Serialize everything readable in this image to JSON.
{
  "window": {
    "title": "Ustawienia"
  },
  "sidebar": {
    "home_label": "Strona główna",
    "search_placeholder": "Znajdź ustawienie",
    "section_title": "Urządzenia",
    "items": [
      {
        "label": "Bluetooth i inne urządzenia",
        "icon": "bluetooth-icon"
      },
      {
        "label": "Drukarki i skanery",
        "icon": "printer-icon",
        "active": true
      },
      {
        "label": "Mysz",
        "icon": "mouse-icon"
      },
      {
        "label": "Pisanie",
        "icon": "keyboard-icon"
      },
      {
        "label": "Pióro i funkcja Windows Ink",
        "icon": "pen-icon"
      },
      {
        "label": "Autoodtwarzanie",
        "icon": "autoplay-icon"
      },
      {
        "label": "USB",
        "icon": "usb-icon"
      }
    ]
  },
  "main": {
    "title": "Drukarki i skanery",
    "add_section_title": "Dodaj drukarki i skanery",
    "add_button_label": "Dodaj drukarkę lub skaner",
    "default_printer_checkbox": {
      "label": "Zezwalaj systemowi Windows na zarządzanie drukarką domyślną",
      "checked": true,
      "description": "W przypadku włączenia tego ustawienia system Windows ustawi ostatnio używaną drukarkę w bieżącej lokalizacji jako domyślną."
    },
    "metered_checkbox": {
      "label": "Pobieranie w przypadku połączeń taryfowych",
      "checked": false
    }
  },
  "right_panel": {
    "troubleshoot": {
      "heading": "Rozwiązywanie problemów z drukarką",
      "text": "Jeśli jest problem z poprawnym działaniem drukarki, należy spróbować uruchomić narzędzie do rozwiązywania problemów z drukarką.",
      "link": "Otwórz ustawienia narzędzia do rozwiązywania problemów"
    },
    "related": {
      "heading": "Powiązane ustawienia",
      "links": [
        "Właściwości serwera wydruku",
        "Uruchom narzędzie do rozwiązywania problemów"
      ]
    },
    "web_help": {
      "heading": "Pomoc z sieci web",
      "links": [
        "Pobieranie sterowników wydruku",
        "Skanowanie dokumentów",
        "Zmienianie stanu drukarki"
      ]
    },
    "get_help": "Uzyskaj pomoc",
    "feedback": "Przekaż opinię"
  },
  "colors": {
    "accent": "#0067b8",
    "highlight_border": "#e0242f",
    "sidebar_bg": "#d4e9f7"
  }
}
§
— Set exercise —
Reproduce every record, matching each line exactly.

— The answer —
Serialize everything readable in this image to JSON.
{
  "window": {
    "title": "Ustawienia"
  },
  "sidebar": {
    "home_label": "Strona główna",
    "search_placeholder": "Znajdź ustawienie",
    "section_title": "Urządzenia",
    "items": [
      {
        "label": "Bluetooth i inne urządzenia",
        "icon": "bluetooth-icon"
      },
      {
        "label": "Drukarki i skanery",
        "icon": "printer-icon",
        "active": true
      },
      {
        "label": "Mysz",
        "icon": "mouse-icon"
      },
      {
        "label": "Pisanie",
        "icon": "keyboard-icon"
      },
      {
        "label": "Pióro i funkcja Windows Ink",
        "icon": "pen-icon"
      },
      {
        "label": "Autoodtwarzanie",
        "icon": "autoplay-icon"
      },
      {
        "label": "USB",
        "icon": "usb-icon"
      }
    ]
  },
  "main": {
    "title": "Drukarki i skanery",
    "add_section_title": "Dodaj drukarki i skanery",
    "add_button_label": "Dodaj drukarkę lub skaner",
    "default_printer_checkbox": {
      "label": "Zezwalaj systemowi Windows na zarządzanie drukarką domyślną",
      "checked": true,
      "description": "W przypadku włączenia tego ustawienia system Windows ustawi ostatnio używaną drukarkę w bieżącej lokalizacji jako domyślną."
    },
    "metered_checkbox": {
      "label": "Pobieranie w przypadku połączeń taryfowych",
      "checked": false
    }
  },
  "right_panel": {
    "troubleshoot": {
      "heading": "Rozwiązywanie problemów z drukarką",
      "text": "Jeśli jest problem z poprawnym działaniem drukarki, należy spróbować uruchomić narzędzie do rozwiązywania problemów z drukarką.",
      "link": "Otwórz ustawienia narzędzia do rozwiązywania problemów"
    },
    "related": {
      "heading": "Powiązane ustawienia",
      "links": [
        "Właściwości serwera wydruku",
        "Uruchom narzędzie do rozwiązywania problemów"
      ]
    },
    "web_help": {
      "heading": "Pomoc z sieci web",
      "links": [
        "Pobieranie sterowników wydruku",
        "Skanowanie dokumentów",
        "Zmienianie stanu drukarki"
      ]
    },
    "get_help": "Uzyskaj pomoc",
    "feedback": "Przekaż opinię"
  },
  "colors": {
    "accent": "#0067b8",
    "highlight_border": "#e0242f",
    "sidebar_bg": "#d4e9f7"
  }
}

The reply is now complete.